Description of the task
Locate each line in the records containing "Último". Copy it.
________________________
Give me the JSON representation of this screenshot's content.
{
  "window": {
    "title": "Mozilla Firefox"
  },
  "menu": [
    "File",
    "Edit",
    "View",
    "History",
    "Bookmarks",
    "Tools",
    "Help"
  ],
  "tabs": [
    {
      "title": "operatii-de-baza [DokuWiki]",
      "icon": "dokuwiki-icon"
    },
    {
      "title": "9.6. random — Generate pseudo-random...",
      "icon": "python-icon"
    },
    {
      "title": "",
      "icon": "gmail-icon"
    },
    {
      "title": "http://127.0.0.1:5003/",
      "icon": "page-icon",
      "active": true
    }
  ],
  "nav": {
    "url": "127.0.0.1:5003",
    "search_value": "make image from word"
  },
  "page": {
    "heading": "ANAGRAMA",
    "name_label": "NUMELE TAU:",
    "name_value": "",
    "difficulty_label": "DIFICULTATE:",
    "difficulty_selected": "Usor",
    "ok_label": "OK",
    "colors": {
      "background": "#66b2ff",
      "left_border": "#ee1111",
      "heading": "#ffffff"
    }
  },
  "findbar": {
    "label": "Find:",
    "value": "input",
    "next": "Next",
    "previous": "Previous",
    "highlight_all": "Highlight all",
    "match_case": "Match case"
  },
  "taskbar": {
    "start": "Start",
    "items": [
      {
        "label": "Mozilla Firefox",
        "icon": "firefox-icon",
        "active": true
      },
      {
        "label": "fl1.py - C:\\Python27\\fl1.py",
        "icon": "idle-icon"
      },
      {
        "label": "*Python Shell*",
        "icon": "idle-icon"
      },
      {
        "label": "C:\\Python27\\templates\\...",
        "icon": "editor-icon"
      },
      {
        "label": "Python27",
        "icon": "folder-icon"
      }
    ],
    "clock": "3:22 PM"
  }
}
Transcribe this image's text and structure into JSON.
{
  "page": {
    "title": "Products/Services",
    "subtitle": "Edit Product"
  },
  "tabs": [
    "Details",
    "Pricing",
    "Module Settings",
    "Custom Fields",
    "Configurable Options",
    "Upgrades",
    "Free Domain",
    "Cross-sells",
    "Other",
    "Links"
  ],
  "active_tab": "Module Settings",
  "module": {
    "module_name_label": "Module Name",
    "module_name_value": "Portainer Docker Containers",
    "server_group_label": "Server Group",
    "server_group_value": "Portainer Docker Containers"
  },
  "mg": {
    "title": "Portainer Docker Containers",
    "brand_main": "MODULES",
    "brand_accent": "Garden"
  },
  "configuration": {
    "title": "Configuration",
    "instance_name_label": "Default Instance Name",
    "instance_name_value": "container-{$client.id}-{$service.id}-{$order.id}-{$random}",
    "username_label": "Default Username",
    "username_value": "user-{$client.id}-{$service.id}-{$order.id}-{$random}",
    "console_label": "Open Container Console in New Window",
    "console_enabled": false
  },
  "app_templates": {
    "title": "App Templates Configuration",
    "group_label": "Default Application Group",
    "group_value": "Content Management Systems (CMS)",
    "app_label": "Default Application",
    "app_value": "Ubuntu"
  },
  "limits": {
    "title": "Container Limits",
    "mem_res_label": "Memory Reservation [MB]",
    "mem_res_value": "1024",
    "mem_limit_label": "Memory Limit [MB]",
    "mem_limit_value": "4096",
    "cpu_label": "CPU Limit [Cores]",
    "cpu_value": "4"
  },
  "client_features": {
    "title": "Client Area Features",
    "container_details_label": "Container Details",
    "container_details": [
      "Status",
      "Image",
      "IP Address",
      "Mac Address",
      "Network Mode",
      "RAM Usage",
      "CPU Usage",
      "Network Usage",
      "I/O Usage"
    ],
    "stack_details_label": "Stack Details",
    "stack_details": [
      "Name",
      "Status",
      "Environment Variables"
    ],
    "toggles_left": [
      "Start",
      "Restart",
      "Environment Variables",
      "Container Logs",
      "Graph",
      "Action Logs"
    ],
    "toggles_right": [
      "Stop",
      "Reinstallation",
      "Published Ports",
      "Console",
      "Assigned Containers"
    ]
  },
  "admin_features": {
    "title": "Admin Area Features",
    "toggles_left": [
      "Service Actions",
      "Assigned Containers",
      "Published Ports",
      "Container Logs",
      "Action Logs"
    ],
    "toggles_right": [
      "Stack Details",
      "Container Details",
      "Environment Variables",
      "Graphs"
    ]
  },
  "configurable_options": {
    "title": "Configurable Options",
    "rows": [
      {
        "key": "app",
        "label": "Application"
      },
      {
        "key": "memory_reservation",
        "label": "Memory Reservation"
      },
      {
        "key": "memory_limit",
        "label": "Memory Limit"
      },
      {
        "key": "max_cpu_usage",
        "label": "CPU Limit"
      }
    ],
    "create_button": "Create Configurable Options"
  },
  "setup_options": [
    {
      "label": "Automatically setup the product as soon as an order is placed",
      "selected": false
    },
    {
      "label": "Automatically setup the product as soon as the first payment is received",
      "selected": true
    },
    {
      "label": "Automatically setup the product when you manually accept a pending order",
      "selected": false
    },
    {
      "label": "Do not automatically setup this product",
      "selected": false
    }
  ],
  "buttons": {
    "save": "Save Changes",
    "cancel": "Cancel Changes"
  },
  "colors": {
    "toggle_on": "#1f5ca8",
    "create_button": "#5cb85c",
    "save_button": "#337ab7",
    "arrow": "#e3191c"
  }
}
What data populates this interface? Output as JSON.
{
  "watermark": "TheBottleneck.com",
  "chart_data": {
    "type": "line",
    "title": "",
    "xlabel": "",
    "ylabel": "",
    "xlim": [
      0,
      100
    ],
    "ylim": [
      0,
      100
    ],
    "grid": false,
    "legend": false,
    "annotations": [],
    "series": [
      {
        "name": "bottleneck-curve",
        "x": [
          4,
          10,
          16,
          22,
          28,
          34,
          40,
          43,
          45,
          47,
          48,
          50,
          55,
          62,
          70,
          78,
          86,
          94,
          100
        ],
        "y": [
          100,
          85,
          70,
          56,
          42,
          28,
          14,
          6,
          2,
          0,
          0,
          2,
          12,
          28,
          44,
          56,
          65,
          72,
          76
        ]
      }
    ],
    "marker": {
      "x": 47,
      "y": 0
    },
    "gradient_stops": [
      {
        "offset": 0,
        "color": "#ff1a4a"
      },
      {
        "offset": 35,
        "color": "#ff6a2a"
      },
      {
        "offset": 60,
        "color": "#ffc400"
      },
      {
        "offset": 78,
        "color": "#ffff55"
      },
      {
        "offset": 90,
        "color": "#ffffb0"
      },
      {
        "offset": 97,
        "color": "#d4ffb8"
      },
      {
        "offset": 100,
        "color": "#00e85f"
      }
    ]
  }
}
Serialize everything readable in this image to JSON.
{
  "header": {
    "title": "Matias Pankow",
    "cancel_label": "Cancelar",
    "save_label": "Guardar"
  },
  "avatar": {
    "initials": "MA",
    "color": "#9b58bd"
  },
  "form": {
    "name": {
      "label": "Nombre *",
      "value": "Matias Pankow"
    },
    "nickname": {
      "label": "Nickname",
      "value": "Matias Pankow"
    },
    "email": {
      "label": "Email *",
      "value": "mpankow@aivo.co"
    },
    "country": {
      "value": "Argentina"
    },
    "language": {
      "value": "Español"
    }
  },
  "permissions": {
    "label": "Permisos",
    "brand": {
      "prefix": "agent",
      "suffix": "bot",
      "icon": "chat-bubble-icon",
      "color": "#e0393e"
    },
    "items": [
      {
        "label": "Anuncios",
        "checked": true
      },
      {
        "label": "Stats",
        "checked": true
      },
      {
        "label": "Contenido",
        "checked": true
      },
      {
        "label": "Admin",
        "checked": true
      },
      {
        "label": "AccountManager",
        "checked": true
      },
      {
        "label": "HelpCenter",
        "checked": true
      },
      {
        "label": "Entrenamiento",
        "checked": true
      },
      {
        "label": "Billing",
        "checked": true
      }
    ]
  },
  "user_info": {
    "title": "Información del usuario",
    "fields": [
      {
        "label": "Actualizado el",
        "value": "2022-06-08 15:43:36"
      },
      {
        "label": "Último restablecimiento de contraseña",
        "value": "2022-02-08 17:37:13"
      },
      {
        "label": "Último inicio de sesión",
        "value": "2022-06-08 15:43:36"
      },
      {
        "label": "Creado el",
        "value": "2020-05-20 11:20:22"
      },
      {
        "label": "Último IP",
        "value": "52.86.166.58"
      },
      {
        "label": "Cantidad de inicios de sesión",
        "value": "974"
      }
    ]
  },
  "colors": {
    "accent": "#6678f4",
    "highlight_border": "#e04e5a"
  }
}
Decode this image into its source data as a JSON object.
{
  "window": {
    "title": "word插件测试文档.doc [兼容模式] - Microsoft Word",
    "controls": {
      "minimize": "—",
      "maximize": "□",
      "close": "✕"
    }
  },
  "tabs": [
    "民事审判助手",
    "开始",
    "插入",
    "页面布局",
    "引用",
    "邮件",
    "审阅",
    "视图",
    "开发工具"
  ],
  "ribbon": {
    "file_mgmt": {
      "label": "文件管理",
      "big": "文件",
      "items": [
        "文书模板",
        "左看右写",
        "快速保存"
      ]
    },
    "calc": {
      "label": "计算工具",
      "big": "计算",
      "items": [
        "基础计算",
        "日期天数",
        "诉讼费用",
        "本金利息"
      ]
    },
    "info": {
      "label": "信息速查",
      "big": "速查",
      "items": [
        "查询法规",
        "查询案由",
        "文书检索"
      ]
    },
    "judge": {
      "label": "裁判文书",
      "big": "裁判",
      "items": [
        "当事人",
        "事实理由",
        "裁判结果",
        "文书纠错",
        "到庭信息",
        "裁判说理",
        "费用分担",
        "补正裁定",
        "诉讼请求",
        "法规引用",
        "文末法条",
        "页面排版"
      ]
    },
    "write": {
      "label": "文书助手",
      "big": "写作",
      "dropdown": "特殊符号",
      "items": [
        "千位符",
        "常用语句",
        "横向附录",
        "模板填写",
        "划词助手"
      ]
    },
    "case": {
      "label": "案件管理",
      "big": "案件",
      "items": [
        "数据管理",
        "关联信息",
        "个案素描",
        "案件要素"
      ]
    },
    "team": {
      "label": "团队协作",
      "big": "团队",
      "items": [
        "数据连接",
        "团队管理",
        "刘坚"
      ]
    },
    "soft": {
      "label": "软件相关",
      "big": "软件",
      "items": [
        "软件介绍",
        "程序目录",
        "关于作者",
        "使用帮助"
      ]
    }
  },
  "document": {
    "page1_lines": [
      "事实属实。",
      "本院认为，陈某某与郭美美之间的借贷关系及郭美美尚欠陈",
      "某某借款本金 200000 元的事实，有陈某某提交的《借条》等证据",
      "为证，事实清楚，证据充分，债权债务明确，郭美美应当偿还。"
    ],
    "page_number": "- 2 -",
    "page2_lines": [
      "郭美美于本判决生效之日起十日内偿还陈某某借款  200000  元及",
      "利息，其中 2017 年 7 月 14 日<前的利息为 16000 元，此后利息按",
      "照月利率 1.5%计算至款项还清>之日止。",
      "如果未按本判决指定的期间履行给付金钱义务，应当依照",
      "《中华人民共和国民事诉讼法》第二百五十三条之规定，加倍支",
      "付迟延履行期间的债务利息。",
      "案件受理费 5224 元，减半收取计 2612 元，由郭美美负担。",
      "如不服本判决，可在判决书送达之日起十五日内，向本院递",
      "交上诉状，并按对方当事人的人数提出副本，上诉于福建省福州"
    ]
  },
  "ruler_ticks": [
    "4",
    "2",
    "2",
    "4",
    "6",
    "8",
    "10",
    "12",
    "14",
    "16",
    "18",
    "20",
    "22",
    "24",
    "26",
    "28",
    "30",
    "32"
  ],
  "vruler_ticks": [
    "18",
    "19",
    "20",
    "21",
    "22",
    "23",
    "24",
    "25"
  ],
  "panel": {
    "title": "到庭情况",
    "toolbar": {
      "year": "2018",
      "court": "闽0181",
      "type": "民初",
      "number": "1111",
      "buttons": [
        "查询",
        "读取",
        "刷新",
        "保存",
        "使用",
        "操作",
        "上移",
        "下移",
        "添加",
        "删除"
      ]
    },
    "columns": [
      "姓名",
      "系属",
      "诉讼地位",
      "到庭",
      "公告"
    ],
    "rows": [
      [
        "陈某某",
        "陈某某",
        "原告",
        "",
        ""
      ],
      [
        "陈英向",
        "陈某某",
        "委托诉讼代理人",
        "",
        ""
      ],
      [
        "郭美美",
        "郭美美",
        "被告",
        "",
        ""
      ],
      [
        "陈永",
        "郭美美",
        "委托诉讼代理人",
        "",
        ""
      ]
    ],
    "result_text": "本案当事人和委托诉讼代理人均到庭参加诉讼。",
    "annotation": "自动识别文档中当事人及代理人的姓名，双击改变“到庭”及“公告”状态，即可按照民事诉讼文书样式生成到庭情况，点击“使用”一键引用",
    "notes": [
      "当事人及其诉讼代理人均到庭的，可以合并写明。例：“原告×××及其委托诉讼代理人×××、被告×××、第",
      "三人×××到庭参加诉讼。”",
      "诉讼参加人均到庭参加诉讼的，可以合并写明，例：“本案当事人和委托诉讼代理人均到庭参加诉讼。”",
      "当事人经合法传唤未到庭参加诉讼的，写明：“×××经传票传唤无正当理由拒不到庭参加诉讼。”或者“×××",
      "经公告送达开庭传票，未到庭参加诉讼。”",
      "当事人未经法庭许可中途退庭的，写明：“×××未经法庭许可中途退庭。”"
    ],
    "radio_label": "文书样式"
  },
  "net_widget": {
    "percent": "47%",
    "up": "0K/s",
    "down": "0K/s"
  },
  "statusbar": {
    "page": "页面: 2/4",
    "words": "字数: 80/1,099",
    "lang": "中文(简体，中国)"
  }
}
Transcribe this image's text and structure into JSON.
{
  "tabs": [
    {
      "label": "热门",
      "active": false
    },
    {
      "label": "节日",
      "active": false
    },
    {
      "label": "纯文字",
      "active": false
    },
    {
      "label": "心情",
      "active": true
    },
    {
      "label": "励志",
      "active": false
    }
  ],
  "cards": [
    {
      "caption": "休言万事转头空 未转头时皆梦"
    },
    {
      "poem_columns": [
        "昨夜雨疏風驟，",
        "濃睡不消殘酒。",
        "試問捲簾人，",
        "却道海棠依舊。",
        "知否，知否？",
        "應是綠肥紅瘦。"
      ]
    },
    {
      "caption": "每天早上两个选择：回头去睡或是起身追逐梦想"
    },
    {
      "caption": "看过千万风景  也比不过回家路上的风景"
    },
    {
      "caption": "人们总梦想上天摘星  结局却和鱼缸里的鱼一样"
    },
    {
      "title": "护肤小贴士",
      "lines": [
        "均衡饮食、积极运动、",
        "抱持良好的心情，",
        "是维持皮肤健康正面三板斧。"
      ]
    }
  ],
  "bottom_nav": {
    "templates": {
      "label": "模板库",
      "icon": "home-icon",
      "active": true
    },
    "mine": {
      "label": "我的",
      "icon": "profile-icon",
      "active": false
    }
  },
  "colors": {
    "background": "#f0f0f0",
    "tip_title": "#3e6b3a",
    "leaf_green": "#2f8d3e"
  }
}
________________________
Task answer
        "label": "Último restablecimiento de contraseña",
        "label": "Último inicio de sesión",
        "label": "Último IP",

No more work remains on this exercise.